--- Work to complete ---
Pick out every line that holds the string "Collaborator" and copy it.

--- Supplied material ---

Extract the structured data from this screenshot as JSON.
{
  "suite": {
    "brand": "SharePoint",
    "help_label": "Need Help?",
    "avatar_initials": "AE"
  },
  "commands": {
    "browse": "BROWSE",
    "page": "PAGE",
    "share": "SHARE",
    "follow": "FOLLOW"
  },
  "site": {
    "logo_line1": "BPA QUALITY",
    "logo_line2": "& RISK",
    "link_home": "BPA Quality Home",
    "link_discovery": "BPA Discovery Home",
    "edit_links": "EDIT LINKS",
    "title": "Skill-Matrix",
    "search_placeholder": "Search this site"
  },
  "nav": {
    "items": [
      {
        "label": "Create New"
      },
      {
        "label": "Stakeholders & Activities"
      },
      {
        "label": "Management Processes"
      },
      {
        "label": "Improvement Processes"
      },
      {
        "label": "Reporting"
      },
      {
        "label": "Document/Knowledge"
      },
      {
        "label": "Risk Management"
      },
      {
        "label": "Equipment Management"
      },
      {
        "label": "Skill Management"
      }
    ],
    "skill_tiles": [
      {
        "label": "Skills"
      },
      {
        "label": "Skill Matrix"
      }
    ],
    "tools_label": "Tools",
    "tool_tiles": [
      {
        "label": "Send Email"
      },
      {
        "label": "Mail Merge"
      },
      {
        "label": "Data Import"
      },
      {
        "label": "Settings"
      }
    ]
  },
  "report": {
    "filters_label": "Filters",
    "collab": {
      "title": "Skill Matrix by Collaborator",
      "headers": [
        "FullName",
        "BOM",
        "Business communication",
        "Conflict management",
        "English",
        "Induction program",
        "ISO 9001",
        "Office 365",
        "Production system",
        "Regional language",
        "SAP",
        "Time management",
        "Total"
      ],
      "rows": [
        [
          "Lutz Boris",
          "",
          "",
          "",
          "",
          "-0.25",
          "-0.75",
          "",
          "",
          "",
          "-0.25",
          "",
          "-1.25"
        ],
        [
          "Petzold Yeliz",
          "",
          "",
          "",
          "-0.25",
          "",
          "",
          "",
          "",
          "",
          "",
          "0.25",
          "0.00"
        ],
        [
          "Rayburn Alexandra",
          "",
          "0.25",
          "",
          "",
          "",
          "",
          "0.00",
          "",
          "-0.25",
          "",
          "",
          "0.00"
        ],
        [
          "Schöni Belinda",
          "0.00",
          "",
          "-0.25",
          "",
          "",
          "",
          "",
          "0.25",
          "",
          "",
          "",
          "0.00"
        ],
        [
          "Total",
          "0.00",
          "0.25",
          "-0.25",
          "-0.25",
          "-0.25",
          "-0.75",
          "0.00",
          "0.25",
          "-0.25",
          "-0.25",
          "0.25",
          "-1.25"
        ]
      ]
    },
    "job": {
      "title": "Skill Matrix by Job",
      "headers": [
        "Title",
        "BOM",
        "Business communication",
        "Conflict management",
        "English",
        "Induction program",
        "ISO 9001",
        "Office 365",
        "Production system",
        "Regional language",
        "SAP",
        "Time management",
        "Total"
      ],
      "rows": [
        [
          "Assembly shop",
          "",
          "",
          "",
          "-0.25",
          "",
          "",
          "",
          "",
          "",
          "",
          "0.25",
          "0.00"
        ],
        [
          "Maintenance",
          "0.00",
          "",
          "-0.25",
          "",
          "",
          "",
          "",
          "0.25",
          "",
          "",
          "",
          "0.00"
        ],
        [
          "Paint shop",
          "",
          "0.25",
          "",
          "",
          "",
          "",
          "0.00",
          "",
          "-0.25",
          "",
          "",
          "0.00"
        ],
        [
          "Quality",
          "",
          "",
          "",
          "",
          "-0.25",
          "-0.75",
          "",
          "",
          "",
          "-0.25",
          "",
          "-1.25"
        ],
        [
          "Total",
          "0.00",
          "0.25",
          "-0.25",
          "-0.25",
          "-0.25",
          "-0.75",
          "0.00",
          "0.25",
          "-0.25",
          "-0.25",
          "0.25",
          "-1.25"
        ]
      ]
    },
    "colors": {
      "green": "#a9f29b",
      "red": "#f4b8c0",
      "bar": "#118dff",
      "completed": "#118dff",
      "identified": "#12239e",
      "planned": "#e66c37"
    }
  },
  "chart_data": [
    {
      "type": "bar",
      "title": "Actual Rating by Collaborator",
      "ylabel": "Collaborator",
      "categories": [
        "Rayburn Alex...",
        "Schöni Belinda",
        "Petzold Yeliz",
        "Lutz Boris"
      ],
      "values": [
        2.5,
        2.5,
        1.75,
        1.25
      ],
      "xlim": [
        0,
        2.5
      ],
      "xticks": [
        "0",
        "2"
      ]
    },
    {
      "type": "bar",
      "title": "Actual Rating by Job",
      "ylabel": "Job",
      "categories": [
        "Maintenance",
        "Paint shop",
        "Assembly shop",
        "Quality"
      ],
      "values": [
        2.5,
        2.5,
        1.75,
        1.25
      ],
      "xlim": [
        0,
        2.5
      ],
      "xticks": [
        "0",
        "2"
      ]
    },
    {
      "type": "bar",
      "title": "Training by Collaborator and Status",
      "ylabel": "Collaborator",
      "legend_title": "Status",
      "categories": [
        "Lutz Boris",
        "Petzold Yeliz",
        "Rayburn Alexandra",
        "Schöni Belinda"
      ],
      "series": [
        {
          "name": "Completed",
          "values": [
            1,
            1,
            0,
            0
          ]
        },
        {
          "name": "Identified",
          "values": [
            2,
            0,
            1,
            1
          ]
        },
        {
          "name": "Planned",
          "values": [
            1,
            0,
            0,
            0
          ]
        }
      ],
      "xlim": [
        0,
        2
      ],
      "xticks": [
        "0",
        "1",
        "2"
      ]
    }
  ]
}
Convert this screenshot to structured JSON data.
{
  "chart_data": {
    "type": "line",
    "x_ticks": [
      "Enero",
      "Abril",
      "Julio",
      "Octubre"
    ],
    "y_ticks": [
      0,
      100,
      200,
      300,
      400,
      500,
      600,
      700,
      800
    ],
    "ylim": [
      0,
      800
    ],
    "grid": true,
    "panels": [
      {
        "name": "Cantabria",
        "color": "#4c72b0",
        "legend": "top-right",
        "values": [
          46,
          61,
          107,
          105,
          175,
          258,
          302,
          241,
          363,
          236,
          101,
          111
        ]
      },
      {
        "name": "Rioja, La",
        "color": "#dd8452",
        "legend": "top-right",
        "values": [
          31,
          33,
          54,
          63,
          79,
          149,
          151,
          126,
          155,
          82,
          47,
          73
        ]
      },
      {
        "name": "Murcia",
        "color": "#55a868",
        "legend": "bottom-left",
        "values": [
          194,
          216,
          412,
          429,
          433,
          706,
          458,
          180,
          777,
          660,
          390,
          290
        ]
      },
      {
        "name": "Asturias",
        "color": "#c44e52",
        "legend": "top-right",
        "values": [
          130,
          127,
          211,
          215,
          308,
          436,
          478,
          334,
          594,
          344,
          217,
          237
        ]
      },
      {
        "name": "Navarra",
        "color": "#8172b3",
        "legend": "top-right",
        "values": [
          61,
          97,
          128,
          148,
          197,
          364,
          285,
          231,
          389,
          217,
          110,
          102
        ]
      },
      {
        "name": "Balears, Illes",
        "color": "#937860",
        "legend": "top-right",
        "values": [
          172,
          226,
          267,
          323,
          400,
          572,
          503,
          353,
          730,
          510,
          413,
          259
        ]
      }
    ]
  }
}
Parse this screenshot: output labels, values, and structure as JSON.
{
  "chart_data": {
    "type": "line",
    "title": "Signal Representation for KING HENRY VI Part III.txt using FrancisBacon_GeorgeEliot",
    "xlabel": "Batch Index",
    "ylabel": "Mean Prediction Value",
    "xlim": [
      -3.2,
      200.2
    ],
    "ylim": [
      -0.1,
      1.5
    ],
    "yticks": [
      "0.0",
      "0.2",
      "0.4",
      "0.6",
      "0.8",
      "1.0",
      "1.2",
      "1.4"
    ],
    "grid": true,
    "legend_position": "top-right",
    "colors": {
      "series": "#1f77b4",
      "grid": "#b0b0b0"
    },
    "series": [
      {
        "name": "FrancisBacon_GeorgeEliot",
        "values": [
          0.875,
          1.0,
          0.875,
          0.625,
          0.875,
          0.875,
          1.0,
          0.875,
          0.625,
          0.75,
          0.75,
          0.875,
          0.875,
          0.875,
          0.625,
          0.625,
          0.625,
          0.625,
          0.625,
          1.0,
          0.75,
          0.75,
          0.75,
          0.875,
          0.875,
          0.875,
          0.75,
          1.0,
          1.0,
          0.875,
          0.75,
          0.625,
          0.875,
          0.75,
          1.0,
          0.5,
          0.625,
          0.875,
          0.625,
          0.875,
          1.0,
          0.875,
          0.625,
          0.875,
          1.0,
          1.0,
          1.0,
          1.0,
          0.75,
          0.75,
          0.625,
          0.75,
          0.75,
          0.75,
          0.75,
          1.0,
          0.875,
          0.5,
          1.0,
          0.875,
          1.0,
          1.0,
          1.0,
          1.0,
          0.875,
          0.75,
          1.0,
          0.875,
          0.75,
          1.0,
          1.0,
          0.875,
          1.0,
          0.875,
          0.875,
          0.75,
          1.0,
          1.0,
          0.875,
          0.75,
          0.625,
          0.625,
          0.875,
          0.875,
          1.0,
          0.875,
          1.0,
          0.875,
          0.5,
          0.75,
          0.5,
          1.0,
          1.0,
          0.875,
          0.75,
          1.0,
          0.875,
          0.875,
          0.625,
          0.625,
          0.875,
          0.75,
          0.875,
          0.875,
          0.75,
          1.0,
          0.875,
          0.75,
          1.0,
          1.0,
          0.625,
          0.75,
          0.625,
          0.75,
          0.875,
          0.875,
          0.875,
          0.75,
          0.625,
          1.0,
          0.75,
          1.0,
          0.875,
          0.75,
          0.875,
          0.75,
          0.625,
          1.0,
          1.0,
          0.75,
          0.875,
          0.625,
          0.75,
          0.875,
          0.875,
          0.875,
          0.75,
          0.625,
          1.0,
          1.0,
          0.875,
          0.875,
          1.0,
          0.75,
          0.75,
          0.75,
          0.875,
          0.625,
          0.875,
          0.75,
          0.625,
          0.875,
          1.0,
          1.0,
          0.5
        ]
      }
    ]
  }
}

--- Result ---
      "title": "Skill Matrix by Collaborator",
      "title": "Actual Rating by Collaborator",
      "ylabel": "Collaborator",
      "title": "Training by Collaborator and Status",
      "ylabel": "Collaborator",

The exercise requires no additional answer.